## TASK REQUIREMENTS
Return all the entries exactly, keeping pictures out.

## DATA FOR THIS EXERCISE

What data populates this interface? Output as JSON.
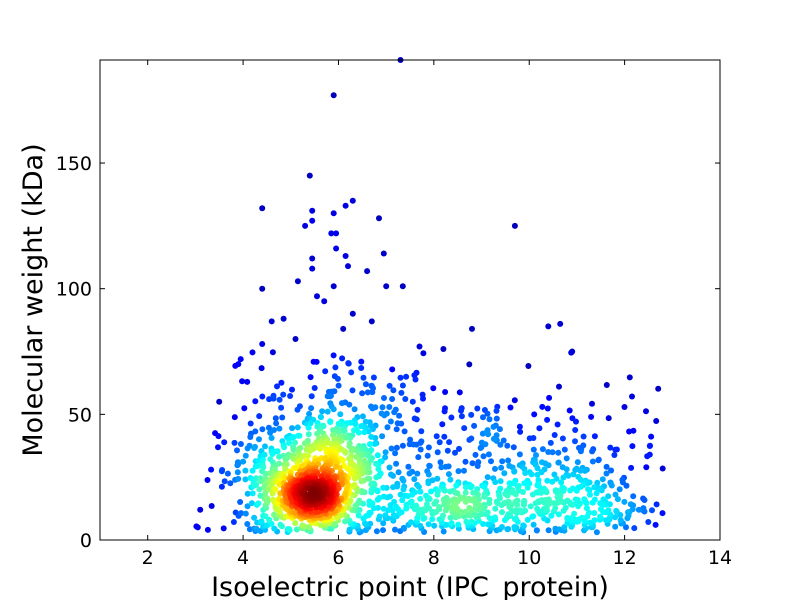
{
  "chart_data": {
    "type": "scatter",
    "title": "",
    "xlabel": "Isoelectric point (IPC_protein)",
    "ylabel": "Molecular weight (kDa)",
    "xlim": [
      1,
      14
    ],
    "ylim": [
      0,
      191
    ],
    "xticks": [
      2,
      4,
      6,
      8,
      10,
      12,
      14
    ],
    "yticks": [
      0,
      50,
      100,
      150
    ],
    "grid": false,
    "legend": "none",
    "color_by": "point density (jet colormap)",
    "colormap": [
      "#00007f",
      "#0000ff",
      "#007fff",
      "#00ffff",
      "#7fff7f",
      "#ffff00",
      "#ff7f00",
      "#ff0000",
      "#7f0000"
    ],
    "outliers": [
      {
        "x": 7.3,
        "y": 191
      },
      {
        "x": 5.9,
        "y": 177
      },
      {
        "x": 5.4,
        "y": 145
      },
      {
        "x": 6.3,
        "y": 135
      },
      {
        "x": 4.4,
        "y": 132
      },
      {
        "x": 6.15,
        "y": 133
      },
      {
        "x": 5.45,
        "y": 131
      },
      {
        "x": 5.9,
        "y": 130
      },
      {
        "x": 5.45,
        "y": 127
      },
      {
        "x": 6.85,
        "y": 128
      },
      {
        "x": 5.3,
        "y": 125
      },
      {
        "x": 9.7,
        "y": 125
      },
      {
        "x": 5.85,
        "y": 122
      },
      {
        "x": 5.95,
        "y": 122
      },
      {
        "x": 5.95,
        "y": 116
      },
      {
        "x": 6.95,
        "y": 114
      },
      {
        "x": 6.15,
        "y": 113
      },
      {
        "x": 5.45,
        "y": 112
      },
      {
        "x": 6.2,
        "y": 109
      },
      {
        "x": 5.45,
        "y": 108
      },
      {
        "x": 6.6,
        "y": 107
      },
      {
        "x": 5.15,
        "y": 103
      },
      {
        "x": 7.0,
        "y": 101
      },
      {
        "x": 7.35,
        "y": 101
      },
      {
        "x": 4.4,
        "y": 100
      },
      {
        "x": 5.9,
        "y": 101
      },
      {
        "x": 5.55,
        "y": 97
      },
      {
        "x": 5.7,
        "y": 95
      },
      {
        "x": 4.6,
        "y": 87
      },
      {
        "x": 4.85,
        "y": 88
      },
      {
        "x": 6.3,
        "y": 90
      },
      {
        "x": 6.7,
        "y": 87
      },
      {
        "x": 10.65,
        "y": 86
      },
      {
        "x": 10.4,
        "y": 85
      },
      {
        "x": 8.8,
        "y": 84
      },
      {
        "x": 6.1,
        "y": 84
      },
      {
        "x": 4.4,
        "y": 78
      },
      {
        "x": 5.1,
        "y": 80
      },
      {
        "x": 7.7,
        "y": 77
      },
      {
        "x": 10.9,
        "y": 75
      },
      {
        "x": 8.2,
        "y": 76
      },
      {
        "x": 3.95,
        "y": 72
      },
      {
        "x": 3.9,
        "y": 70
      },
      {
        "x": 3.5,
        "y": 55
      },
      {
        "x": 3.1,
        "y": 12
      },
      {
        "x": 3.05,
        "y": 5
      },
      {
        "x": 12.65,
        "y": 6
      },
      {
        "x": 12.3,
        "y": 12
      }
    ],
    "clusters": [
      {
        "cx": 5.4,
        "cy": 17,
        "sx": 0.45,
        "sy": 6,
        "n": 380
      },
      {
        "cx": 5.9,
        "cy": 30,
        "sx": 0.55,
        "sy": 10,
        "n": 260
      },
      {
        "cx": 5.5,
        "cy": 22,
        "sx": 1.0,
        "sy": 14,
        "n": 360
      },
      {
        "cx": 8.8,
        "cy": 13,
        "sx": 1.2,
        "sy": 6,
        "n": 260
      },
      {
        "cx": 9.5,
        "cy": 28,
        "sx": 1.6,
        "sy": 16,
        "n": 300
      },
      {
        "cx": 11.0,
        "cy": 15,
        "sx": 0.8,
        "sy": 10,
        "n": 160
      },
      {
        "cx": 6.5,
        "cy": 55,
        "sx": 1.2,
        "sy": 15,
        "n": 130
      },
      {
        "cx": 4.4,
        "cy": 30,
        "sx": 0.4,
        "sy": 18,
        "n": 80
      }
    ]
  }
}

## RESPONSE TO THIS EXERCISE
What data populates this interface? Output as JSON.
{
  "chart_data": {
    "type": "scatter",
    "title": "",
    "xlabel": "Isoelectric point (IPC_protein)",
    "ylabel": "Molecular weight (kDa)",
    "xlim": [
      1,
      14
    ],
    "ylim": [
      0,
      191
    ],
    "xticks": [
      2,
      4,
      6,
      8,
      10,
      12,
      14
    ],
    "yticks": [
      0,
      50,
      100,
      150
    ],
    "grid": false,
    "legend": "none",
    "color_by": "point density (jet colormap)",
    "colormap": [
      "#00007f",
      "#0000ff",
      "#007fff",
      "#00ffff",
      "#7fff7f",
      "#ffff00",
      "#ff7f00",
      "#ff0000",
      "#7f0000"
    ],
    "outliers": [
      {
        "x": 7.3,
        "y": 191
      },
      {
        "x": 5.9,
        "y": 177
      },
      {
        "x": 5.4,
        "y": 145
      },
      {
        "x": 6.3,
        "y": 135
      },
      {
        "x": 4.4,
        "y": 132
      },
      {
        "x": 6.15,
        "y": 133
      },
      {
        "x": 5.45,
        "y": 131
      },
      {
        "x": 5.9,
        "y": 130
      },
      {
        "x": 5.45,
        "y": 127
      },
      {
        "x": 6.85,
        "y": 128
      },
      {
        "x": 5.3,
        "y": 125
      },
      {
        "x": 9.7,
        "y": 125
      },
      {
        "x": 5.85,
        "y": 122
      },
      {
        "x": 5.95,
        "y": 122
      },
      {
        "x": 5.95,
        "y": 116
      },
      {
        "x": 6.95,
        "y": 114
      },
      {
        "x": 6.15,
        "y": 113
      },
      {
        "x": 5.45,
        "y": 112
      },
      {
        "x": 6.2,
        "y": 109
      },
      {
        "x": 5.45,
        "y": 108
      },
      {
        "x": 6.6,
        "y": 107
      },
      {
        "x": 5.15,
        "y": 103
      },
      {
        "x": 7.0,
        "y": 101
      },
      {
        "x": 7.35,
        "y": 101
      },
      {
        "x": 4.4,
        "y": 100
      },
      {
        "x": 5.9,
        "y": 101
      },
      {
        "x": 5.55,
        "y": 97
      },
      {
        "x": 5.7,
        "y": 95
      },
      {
        "x": 4.6,
        "y": 87
      },
      {
        "x": 4.85,
        "y": 88
      },
      {
        "x": 6.3,
        "y": 90
      },
      {
        "x": 6.7,
        "y": 87
      },
      {
        "x": 10.65,
        "y": 86
      },
      {
        "x": 10.4,
        "y": 85
      },
      {
        "x": 8.8,
        "y": 84
      },
      {
        "x": 6.1,
        "y": 84
      },
      {
        "x": 4.4,
        "y": 78
      },
      {
        "x": 5.1,
        "y": 80
      },
      {
        "x": 7.7,
        "y": 77
      },
      {
        "x": 10.9,
        "y": 75
      },
      {
        "x": 8.2,
        "y": 76
      },
      {
        "x": 3.95,
        "y": 72
      },
      {
        "x": 3.9,
        "y": 70
      },
      {
        "x": 3.5,
        "y": 55
      },
      {
        "x": 3.1,
        "y": 12
      },
      {
        "x": 3.05,
        "y": 5
      },
      {
        "x": 12.65,
        "y": 6
      },
      {
        "x": 12.3,
        "y": 12
      }
    ],
    "clusters": [
      {
        "cx": 5.4,
        "cy": 17,
        "sx": 0.45,
        "sy": 6,
        "n": 380
      },
      {
        "cx": 5.9,
        "cy": 30,
        "sx": 0.55,
        "sy": 10,
        "n": 260
      },
      {
        "cx": 5.5,
        "cy": 22,
        "sx": 1.0,
        "sy": 14,
        "n": 360
      },
      {
        "cx": 8.8,
        "cy": 13,
        "sx": 1.2,
        "sy": 6,
        "n": 260
      },
      {
        "cx": 9.5,
        "cy": 28,
        "sx": 1.6,
        "sy": 16,
        "n": 300
      },
      {
        "cx": 11.0,
        "cy": 15,
        "sx": 0.8,
        "sy": 10,
        "n": 160
      },
      {
        "cx": 6.5,
        "cy": 55,
        "sx": 1.2,
        "sy": 15,
        "n": 130
      },
      {
        "cx": 4.4,
        "cy": 30,
        "sx": 0.4,
        "sy": 18,
        "n": 80
      }
    ]
  }
}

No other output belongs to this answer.